====== SUPPLIED DATA ======
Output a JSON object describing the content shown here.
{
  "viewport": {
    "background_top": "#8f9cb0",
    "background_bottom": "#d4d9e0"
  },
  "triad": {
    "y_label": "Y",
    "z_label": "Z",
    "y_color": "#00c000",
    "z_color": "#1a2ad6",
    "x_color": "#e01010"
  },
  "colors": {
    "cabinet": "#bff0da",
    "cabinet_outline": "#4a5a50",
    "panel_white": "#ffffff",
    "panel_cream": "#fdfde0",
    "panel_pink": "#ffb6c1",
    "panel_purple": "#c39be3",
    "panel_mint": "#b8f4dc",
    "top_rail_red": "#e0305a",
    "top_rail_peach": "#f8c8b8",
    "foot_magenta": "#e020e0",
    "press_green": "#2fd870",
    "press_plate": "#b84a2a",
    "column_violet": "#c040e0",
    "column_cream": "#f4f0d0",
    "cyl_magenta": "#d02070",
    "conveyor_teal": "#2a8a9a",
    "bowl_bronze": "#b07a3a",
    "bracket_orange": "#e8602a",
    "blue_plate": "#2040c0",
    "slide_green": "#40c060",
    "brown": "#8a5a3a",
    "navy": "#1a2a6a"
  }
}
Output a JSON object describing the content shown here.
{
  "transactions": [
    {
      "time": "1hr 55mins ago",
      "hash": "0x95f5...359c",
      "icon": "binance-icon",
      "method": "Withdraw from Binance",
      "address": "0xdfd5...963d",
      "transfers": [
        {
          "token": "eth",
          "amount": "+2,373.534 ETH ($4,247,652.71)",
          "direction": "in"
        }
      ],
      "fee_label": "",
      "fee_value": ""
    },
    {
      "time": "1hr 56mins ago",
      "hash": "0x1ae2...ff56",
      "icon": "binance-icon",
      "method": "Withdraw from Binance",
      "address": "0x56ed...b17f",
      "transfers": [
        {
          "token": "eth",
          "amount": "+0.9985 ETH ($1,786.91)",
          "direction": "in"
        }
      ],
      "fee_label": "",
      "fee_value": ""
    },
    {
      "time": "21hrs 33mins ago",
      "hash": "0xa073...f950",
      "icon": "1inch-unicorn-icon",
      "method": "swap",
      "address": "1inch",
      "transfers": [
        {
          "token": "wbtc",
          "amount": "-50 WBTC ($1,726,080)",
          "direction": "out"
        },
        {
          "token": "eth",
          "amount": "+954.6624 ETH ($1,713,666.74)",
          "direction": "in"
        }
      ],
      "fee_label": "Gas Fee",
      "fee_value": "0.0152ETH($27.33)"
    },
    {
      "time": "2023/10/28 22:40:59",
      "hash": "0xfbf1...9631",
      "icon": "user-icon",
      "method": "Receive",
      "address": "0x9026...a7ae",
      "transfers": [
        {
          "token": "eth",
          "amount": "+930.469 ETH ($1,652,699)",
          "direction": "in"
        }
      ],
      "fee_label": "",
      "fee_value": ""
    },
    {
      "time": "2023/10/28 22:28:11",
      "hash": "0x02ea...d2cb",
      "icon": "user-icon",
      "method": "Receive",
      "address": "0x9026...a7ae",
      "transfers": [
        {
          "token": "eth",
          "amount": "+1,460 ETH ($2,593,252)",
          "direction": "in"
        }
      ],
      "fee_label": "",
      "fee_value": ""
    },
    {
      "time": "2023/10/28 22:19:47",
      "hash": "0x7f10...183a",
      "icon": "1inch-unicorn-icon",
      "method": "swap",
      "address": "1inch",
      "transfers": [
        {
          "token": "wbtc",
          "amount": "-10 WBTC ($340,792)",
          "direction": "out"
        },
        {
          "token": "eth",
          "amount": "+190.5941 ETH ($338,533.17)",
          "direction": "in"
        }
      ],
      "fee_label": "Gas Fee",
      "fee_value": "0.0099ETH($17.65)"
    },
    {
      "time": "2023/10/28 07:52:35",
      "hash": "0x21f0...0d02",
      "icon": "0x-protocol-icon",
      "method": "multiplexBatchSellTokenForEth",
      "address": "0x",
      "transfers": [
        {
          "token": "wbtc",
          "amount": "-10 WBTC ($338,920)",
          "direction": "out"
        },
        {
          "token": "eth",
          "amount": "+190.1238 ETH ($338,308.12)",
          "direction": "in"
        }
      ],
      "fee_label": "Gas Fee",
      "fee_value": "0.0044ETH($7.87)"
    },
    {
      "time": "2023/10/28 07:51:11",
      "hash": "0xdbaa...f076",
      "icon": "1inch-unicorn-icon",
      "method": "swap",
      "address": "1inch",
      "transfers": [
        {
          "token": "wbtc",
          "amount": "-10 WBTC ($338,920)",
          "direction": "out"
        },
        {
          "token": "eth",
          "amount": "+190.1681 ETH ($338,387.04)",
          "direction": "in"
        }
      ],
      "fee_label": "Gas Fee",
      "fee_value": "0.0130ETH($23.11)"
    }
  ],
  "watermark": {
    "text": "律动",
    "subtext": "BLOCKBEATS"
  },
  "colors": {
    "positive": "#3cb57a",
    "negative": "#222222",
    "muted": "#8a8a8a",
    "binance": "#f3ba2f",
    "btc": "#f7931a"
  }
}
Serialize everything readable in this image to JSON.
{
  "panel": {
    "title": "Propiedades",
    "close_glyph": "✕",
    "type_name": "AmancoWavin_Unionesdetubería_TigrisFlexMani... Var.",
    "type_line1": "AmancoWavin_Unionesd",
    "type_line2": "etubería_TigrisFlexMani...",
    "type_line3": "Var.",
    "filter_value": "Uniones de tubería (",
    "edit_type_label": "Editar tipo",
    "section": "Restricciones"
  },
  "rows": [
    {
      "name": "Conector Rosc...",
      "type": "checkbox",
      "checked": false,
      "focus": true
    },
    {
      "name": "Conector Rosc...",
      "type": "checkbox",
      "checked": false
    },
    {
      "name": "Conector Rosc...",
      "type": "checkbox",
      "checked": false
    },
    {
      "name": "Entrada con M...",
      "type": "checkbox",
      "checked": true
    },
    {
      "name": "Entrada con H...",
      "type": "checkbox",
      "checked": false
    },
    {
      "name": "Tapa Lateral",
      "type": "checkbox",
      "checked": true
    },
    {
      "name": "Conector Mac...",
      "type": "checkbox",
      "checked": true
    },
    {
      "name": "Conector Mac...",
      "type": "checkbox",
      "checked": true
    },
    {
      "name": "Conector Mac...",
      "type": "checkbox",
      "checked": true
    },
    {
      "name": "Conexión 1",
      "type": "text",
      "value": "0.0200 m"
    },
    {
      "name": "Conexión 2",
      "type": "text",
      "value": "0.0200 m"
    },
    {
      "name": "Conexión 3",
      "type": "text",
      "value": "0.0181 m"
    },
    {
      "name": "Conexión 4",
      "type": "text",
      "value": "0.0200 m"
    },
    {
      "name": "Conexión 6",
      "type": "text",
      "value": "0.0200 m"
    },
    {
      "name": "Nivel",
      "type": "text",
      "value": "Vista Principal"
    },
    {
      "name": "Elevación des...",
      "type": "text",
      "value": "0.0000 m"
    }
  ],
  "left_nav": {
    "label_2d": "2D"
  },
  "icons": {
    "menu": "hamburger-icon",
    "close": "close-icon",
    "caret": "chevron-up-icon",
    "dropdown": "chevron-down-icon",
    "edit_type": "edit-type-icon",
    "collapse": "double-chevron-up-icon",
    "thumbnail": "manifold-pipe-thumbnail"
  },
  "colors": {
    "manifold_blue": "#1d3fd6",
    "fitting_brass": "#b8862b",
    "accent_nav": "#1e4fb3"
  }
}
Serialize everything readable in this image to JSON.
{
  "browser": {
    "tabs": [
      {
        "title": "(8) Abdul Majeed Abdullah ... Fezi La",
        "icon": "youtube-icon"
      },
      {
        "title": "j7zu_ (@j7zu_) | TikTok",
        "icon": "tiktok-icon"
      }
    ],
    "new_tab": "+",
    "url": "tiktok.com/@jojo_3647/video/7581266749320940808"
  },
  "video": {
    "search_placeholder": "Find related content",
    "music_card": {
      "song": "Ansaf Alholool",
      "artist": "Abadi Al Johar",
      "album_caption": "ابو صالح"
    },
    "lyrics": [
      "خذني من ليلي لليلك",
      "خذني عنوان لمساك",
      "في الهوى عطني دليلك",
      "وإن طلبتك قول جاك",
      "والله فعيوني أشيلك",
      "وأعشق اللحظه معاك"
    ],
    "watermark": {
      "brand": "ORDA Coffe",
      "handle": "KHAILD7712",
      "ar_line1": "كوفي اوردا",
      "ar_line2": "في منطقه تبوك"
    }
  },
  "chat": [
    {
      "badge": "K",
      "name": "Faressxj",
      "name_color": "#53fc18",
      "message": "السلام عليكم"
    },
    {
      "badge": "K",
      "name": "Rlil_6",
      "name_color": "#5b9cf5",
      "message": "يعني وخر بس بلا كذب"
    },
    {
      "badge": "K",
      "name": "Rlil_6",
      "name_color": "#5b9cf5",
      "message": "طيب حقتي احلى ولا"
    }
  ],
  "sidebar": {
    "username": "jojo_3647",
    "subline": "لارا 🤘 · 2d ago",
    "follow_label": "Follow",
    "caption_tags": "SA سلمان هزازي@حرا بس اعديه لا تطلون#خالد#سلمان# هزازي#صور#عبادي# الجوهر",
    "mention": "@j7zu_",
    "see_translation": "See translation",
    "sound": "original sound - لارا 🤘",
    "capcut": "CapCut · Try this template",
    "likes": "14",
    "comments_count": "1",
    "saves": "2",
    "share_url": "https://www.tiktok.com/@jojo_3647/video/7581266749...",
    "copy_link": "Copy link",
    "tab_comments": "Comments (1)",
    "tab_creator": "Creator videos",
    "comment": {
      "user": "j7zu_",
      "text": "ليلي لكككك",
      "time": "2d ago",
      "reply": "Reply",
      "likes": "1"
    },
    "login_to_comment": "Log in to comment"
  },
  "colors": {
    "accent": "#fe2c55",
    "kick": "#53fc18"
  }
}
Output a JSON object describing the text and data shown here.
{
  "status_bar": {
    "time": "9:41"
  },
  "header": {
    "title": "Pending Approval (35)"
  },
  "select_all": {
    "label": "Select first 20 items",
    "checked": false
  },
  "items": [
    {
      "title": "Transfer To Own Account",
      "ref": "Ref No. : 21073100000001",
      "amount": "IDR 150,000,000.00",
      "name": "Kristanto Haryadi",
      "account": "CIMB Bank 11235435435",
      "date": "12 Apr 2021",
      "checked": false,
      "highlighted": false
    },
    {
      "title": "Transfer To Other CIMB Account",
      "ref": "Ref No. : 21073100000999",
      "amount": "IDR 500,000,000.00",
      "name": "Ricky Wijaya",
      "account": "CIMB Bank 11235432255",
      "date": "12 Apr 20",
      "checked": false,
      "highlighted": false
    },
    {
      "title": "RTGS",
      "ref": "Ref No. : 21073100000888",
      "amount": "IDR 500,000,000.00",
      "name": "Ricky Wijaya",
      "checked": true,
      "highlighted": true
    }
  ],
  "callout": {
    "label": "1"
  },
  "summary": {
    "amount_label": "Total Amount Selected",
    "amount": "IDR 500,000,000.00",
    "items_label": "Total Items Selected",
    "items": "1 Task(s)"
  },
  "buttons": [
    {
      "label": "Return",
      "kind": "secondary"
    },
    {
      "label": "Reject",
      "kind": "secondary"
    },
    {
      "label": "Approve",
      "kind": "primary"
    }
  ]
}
======
### DIRECTION
Using the records above, list each line that includes "chevron".

### EXERCISE RESPONSE
    "caret": "chevron-up-icon",
    "dropdown": "chevron-down-icon",
    "collapse": "double-chevron-up-icon",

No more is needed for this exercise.